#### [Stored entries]
━━━━━━━━━━━━━━━━━━━━

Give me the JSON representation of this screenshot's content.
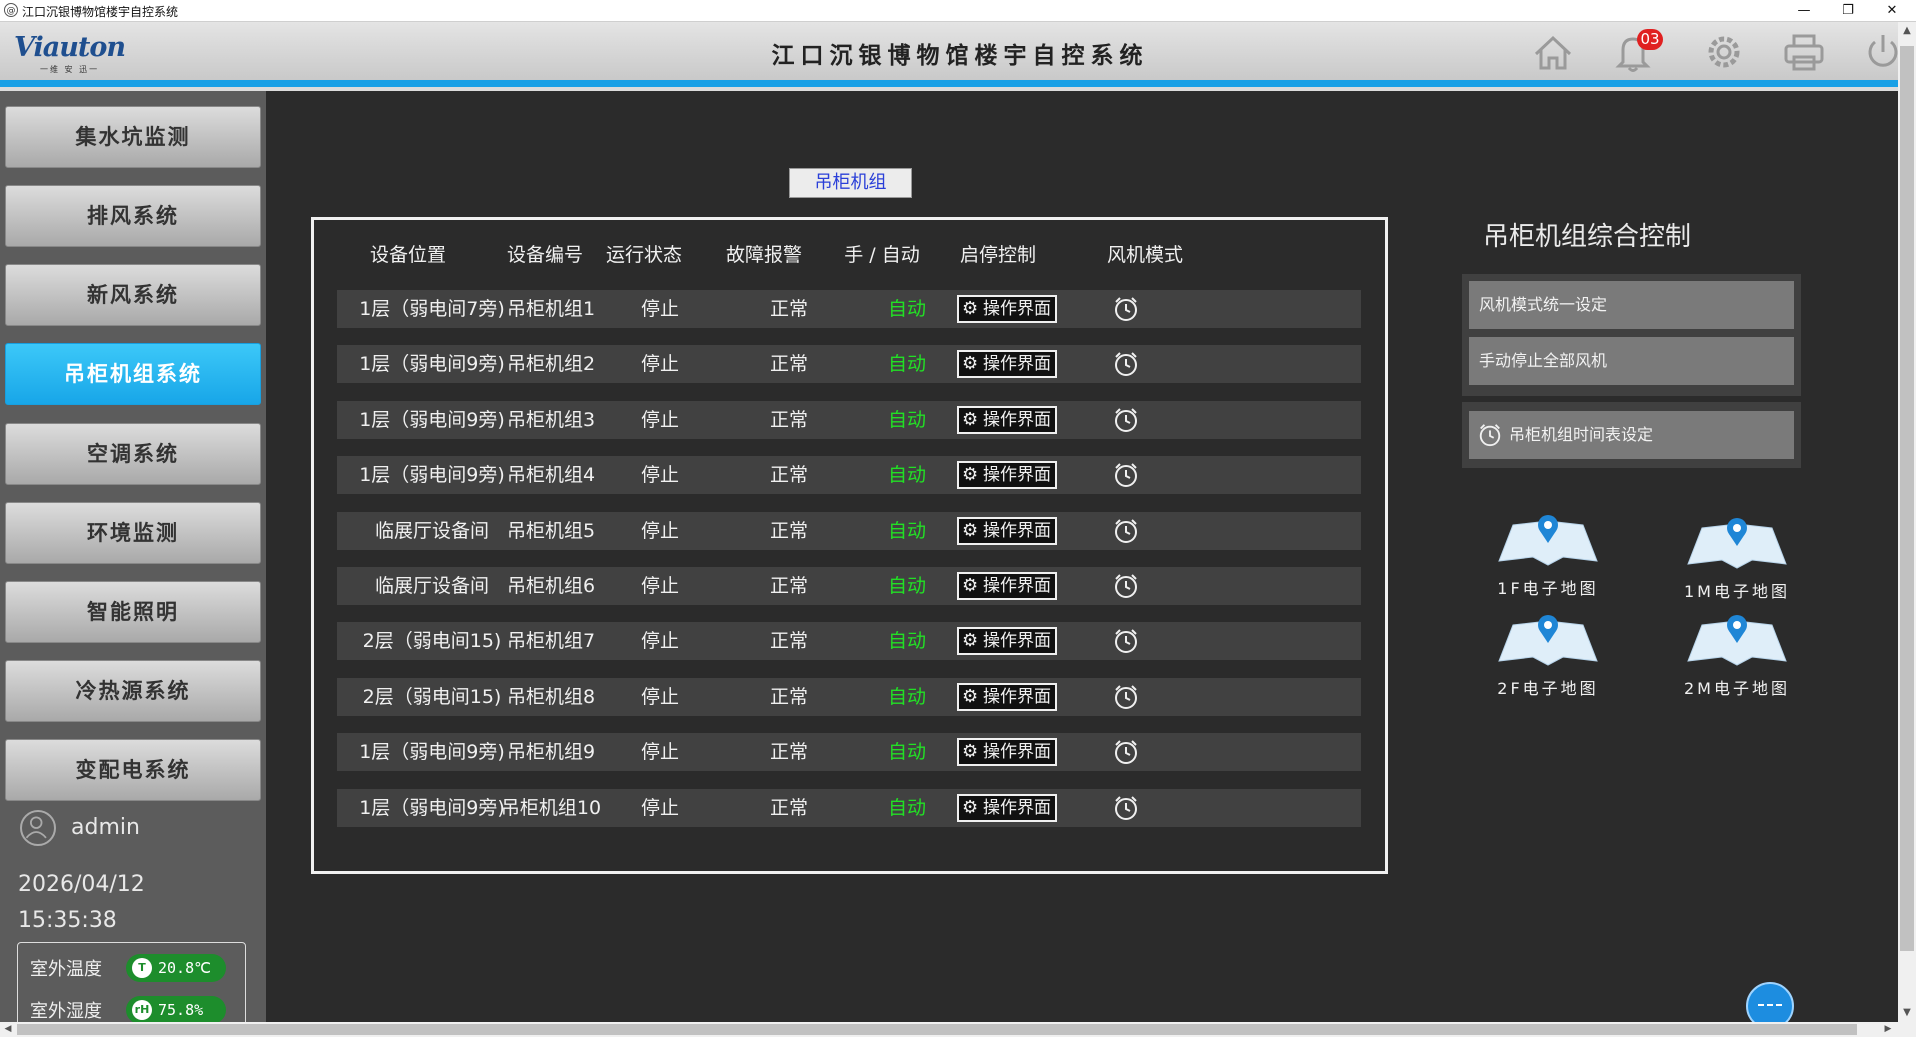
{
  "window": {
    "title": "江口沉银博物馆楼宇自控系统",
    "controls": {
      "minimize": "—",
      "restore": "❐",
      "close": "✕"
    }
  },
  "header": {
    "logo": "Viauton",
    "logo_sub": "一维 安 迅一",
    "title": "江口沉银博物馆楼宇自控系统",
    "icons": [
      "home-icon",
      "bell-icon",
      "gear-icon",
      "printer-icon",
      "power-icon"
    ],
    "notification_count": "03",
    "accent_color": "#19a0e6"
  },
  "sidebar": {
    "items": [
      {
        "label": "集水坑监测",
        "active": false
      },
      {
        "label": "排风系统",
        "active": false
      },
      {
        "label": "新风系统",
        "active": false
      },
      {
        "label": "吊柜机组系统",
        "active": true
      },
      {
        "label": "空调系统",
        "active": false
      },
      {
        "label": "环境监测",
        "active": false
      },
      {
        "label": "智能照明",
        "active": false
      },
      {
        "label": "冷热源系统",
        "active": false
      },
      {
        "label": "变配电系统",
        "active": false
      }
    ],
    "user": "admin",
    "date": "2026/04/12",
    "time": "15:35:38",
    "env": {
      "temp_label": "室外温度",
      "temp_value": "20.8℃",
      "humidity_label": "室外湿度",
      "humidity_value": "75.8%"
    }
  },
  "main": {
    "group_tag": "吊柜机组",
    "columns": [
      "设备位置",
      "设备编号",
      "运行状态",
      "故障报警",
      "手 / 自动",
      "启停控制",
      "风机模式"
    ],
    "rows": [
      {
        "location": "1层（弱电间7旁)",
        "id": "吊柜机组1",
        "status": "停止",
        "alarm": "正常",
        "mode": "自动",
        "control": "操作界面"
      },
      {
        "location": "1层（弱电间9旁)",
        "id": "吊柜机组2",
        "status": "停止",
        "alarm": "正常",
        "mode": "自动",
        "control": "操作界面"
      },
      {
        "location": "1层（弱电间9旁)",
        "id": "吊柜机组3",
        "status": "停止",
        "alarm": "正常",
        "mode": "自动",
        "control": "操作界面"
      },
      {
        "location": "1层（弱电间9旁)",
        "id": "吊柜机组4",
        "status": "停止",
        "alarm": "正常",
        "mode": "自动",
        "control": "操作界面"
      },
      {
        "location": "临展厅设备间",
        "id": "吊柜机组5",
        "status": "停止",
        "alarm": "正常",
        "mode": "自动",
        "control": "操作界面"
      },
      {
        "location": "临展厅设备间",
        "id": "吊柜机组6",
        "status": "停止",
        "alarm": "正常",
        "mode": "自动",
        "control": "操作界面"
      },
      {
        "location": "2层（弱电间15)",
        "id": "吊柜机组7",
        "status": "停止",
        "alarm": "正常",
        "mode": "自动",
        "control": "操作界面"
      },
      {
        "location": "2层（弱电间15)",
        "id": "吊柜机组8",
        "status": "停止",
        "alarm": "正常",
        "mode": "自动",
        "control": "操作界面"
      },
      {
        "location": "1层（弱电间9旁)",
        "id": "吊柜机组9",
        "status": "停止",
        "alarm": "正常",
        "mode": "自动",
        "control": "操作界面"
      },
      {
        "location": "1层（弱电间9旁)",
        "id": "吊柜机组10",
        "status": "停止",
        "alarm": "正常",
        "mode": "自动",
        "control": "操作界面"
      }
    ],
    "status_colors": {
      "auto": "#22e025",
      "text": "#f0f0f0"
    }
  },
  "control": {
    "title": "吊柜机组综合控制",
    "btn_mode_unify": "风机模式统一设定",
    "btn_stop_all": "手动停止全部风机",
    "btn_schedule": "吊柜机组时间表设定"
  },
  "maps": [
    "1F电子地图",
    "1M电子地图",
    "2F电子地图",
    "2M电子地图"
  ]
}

━━━━━━━━━━━━━━━━━━━━

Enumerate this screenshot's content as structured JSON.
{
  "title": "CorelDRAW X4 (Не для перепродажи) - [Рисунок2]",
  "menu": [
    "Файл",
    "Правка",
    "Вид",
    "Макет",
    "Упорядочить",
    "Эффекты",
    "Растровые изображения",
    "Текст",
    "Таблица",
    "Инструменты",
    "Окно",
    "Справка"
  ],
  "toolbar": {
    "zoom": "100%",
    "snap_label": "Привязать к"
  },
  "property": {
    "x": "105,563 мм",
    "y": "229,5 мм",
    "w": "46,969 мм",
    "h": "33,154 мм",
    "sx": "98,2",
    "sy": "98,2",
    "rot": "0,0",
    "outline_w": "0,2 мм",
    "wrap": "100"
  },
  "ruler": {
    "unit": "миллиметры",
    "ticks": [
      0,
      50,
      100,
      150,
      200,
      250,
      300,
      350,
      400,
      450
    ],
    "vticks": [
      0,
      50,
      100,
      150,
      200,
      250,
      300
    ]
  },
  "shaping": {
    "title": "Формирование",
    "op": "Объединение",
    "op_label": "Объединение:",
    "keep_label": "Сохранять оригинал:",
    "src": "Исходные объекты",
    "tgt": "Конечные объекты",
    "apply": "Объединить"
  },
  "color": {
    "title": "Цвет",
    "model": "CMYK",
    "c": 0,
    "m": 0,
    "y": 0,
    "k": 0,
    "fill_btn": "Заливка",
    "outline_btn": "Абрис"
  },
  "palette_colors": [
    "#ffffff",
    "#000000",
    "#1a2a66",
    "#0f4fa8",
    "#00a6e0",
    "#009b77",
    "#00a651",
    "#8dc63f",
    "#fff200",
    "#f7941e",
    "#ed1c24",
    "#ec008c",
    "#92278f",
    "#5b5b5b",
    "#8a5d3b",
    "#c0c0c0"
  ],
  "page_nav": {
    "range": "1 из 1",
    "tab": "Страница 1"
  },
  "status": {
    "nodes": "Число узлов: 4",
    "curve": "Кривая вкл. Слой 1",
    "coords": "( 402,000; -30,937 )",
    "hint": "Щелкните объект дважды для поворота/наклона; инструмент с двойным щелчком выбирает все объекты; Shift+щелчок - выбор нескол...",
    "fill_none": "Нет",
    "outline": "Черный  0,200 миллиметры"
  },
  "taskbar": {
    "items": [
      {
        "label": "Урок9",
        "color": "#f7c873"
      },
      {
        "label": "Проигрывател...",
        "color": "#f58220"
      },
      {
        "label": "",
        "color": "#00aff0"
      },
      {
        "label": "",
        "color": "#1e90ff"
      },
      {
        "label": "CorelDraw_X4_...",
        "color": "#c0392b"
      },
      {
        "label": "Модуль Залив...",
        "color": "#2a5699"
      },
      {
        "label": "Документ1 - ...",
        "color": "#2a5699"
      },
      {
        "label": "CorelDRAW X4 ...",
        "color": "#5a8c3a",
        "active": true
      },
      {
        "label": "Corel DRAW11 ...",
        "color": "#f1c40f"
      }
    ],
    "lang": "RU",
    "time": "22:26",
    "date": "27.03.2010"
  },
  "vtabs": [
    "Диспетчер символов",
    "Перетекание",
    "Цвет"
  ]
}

━━━━━━━━━━━━━━━━━━━━

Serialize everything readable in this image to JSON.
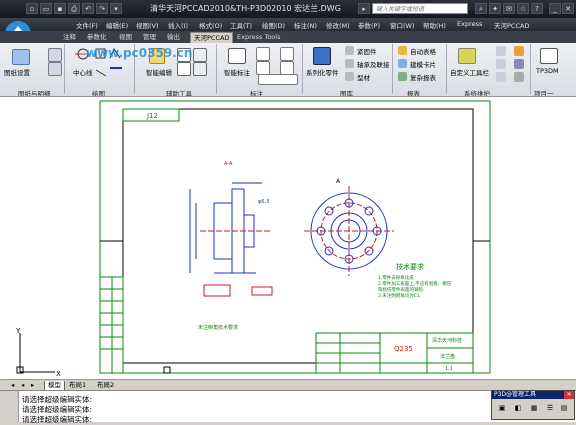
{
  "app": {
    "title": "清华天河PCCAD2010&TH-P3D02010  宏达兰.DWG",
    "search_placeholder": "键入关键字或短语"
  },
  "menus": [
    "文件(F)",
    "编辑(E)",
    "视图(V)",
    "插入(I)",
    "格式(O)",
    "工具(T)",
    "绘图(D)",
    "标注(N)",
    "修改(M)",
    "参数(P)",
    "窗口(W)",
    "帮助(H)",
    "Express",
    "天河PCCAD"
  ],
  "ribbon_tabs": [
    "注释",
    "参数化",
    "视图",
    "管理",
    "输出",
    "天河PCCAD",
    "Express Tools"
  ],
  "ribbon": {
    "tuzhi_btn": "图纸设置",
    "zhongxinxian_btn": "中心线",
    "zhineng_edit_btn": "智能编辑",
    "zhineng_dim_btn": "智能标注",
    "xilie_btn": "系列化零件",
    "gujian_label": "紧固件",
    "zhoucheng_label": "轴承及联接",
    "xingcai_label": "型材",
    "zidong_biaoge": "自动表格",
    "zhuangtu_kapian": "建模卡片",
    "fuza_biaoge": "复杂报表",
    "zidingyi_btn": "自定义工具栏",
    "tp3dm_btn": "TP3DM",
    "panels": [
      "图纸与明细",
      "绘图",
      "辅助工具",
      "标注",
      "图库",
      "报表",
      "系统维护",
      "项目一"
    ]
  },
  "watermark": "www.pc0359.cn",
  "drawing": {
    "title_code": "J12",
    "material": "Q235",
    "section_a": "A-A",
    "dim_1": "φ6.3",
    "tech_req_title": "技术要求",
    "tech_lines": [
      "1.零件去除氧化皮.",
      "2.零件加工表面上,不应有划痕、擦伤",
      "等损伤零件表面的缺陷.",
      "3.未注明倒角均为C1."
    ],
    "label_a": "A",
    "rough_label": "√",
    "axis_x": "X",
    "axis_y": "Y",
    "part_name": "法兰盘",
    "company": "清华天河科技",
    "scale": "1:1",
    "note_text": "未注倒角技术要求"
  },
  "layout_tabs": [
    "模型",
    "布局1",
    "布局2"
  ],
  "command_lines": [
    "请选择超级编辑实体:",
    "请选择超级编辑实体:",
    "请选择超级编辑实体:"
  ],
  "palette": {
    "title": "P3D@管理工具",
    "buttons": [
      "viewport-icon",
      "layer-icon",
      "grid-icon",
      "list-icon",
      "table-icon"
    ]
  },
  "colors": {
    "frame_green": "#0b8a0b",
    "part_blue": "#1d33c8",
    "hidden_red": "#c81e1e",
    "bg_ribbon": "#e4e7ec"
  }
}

━━━━━━━━━━━━━━━━━━━━

#### [The problem]
From the entries, copy out each line containing the word "миллиметры".

#### [Solution to the exercise]
    "unit": "миллиметры",
    "outline": "Черный  0,200 миллиметры"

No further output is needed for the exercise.